**Exercise details:** Filter the entries that follow, copying every line in which the word "JSON" appears.

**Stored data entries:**

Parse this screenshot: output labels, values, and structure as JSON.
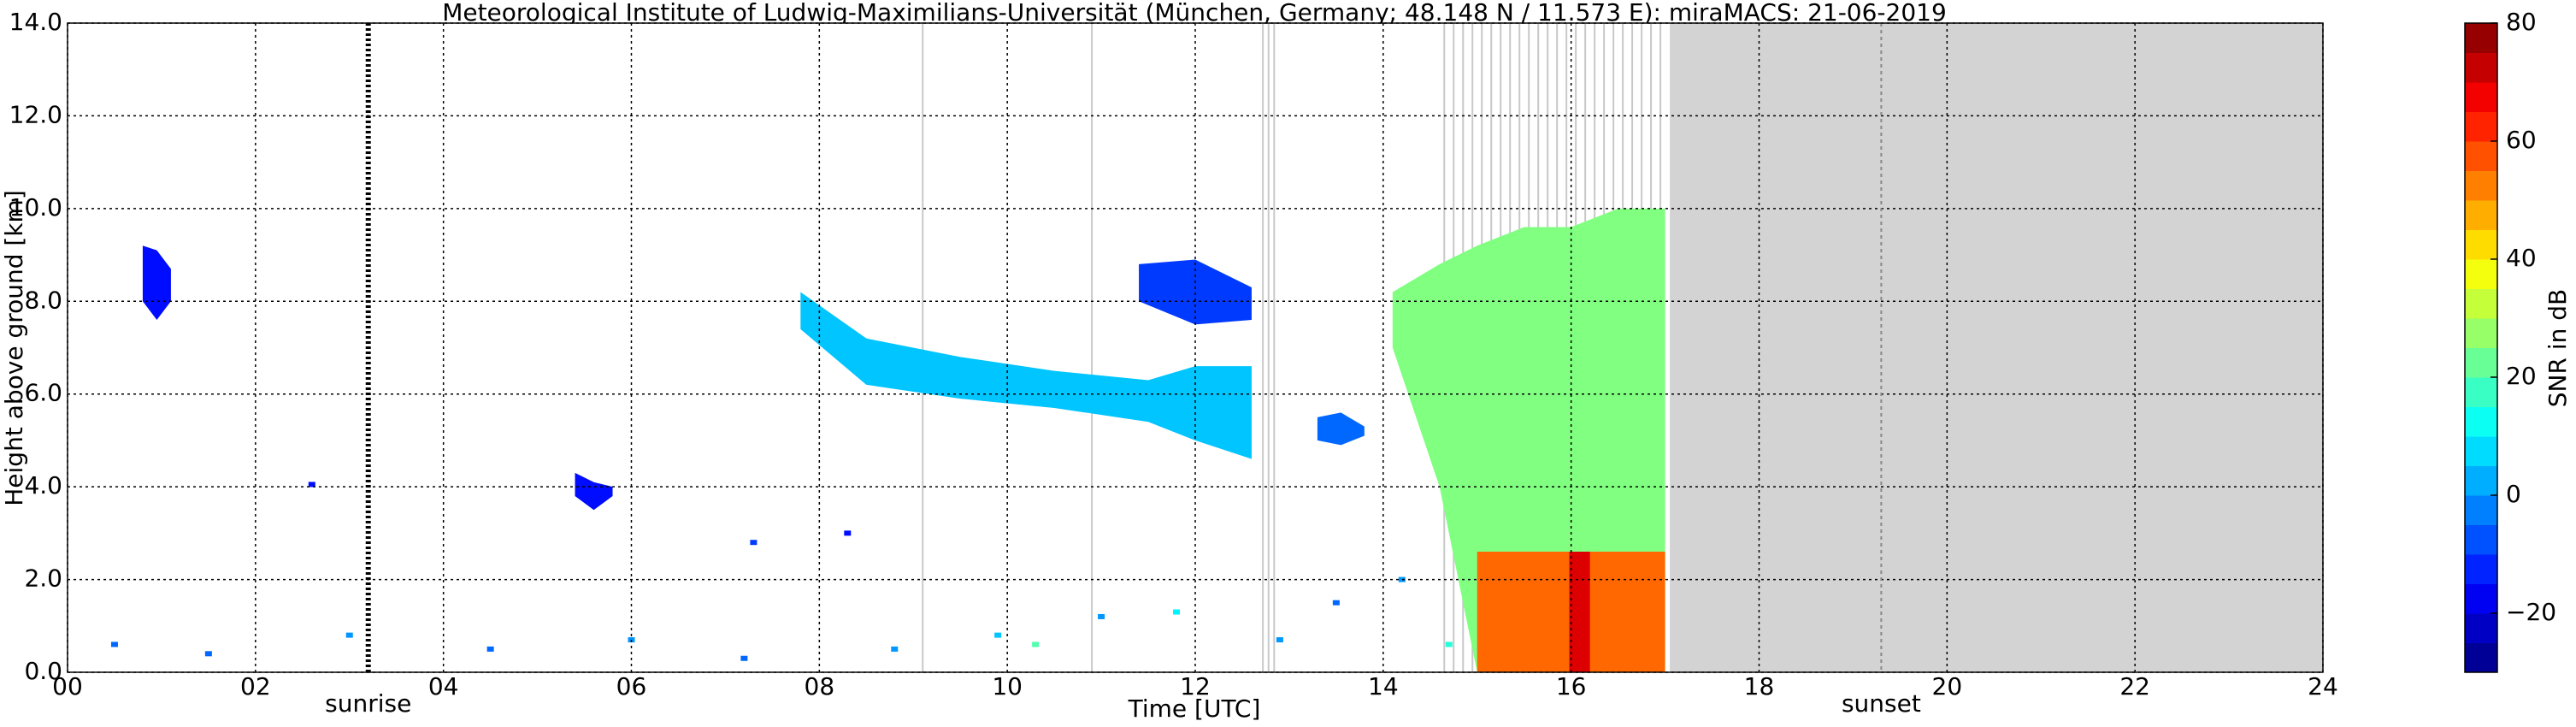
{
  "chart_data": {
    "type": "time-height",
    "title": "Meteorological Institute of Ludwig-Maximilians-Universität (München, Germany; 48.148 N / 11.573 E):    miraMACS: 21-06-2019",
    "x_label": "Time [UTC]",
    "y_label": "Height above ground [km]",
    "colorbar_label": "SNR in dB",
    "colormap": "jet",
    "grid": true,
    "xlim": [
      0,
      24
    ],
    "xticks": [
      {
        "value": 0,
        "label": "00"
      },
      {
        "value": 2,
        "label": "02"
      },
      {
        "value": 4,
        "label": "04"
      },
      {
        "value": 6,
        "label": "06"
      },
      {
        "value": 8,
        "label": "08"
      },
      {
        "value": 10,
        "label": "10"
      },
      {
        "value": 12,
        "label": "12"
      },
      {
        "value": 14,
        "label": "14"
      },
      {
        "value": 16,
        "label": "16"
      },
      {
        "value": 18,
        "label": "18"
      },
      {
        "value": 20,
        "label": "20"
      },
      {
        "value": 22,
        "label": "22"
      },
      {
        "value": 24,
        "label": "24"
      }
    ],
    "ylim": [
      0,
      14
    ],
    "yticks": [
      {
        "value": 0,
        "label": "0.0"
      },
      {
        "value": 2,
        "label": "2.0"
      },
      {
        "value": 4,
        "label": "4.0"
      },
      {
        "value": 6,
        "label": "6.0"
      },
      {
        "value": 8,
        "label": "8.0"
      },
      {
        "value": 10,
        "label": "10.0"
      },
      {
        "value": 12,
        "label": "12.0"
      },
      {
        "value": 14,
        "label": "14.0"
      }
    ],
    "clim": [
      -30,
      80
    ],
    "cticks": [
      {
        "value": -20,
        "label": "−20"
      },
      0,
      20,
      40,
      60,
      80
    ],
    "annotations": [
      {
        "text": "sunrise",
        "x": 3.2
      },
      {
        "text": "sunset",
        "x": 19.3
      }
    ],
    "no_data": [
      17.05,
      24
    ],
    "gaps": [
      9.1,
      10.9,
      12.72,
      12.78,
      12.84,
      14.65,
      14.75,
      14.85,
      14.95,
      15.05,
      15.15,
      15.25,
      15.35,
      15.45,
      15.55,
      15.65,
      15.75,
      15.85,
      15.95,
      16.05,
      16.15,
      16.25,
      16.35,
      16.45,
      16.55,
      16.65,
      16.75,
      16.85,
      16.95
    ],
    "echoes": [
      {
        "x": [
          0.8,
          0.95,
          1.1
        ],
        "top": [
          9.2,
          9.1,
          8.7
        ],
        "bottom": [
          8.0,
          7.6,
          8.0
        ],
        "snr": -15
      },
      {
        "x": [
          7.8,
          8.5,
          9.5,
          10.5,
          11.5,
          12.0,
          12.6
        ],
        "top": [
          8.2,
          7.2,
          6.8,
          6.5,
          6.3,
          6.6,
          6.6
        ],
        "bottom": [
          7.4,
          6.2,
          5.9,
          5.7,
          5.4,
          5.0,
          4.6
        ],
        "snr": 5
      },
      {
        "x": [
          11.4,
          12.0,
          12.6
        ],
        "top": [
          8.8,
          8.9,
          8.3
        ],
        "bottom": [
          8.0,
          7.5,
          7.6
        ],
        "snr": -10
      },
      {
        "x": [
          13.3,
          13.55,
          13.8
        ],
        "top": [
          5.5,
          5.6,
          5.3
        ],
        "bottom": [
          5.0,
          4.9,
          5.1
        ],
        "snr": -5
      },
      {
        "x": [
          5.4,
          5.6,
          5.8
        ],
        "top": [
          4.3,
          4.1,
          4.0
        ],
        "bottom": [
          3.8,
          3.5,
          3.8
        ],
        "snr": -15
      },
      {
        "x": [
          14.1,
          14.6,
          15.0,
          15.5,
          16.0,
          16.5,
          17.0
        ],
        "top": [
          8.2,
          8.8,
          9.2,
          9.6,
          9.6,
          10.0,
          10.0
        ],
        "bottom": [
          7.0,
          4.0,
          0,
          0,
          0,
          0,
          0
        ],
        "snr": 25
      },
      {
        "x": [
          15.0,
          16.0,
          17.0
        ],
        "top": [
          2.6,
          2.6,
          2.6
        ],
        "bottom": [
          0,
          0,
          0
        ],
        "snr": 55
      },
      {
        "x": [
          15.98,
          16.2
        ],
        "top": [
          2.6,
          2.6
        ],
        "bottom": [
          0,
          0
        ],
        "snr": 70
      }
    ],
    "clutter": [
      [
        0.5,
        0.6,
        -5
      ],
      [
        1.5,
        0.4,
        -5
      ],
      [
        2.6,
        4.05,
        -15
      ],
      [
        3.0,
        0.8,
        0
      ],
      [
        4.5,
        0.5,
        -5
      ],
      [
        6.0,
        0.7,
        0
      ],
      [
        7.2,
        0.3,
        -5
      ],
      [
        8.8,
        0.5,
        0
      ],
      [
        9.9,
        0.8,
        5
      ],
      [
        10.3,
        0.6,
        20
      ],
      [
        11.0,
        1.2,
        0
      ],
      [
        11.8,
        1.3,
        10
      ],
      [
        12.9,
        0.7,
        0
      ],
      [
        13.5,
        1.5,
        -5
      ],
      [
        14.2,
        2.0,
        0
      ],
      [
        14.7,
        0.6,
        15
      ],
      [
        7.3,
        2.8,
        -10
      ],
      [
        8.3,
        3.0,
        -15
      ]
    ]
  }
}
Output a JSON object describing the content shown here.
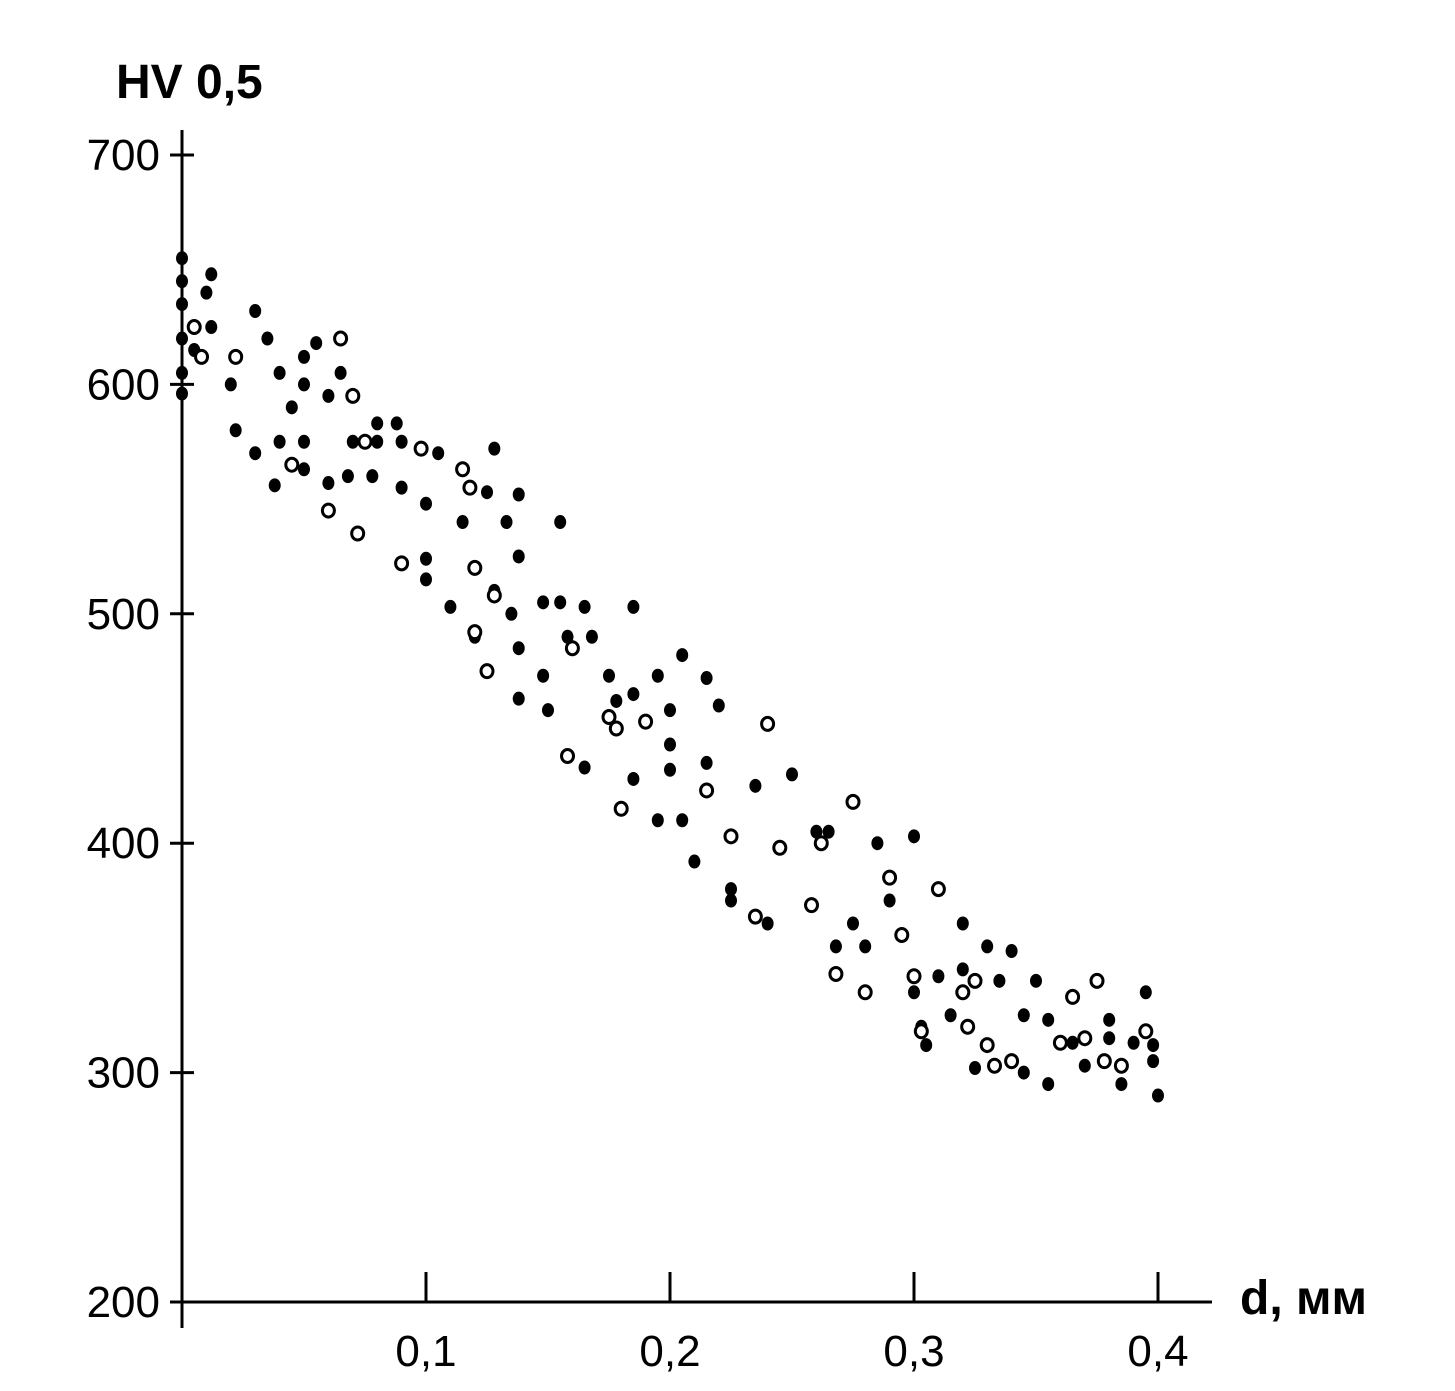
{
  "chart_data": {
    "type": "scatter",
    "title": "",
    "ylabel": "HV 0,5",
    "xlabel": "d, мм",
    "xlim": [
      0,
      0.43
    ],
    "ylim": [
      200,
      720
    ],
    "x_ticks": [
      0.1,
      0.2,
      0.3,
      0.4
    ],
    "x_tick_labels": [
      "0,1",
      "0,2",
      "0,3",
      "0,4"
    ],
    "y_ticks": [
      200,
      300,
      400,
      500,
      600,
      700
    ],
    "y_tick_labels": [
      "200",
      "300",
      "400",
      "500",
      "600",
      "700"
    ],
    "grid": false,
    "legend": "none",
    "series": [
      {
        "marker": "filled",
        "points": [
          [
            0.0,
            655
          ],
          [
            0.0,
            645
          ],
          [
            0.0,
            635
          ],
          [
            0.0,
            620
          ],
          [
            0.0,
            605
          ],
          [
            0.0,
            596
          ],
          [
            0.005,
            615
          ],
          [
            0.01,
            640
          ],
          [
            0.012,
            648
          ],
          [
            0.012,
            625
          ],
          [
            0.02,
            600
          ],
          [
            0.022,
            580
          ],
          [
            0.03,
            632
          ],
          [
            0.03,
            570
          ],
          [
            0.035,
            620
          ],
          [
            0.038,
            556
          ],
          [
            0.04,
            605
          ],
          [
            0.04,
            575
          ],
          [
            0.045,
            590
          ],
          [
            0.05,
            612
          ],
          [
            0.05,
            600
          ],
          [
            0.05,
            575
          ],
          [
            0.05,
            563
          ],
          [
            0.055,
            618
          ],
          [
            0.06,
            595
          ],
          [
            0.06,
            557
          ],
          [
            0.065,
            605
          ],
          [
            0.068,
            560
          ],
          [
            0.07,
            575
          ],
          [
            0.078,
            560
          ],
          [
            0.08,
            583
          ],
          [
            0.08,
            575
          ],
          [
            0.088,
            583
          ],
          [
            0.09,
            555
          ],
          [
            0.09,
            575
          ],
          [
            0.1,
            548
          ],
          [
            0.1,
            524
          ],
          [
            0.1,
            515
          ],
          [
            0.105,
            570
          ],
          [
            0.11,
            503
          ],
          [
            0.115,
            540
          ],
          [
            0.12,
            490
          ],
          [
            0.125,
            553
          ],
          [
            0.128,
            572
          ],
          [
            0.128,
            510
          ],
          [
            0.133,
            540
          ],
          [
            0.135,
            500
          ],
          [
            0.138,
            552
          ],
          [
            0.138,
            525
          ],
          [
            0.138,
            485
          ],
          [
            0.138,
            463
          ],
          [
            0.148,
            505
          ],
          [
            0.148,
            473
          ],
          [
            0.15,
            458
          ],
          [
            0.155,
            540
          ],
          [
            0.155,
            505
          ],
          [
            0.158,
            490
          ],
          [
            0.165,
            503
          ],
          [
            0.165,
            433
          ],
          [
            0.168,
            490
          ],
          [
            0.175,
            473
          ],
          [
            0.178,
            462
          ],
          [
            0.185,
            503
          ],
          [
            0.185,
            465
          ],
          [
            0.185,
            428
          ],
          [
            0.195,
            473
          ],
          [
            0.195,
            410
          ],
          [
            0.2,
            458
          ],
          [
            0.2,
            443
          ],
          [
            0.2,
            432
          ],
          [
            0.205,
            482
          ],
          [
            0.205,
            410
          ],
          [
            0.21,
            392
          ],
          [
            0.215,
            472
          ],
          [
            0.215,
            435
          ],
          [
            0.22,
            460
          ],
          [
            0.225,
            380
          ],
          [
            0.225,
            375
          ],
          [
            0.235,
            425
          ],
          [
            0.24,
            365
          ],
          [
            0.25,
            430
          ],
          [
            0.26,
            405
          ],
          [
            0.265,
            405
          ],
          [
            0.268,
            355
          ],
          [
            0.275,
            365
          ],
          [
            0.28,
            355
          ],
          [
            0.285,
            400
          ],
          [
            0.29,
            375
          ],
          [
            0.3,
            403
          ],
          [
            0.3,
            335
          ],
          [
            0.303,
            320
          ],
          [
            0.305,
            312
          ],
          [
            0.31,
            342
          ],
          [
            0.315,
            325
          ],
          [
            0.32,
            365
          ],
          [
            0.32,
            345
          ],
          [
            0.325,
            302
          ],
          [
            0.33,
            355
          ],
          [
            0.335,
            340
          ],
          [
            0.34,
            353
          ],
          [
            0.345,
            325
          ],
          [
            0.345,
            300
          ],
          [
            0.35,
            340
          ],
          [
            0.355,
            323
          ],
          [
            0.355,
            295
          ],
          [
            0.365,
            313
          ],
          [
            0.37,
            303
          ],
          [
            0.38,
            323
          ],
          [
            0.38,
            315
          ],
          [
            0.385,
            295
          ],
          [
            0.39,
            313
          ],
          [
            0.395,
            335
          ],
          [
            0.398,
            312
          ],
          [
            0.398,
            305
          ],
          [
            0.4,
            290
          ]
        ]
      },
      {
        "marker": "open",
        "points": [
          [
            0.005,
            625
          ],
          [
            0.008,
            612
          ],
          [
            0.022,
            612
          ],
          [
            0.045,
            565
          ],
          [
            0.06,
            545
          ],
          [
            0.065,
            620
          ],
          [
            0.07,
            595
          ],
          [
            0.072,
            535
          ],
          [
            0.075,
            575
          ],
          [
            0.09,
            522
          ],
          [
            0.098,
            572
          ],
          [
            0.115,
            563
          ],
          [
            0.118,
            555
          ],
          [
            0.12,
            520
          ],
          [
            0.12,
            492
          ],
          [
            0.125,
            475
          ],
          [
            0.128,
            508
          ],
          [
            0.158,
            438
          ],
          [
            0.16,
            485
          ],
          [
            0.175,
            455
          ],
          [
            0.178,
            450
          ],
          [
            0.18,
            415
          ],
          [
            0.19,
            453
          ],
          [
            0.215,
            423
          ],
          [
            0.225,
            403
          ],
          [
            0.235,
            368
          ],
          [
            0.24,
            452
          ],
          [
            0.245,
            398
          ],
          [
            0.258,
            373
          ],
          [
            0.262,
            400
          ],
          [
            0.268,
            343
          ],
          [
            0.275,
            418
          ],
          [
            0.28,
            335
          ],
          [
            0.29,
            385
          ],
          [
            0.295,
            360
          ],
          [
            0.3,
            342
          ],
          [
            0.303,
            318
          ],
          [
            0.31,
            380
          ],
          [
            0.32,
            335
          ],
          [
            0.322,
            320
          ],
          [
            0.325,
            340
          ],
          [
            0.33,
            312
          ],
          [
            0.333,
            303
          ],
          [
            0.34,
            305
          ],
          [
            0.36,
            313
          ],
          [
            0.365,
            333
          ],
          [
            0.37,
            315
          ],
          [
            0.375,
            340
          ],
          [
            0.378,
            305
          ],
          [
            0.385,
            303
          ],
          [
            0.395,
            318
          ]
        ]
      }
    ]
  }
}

**Correct result:**
Parse this screenshot: output labels, values, and structure as JSON.
Output a JSON object describing the content shown here.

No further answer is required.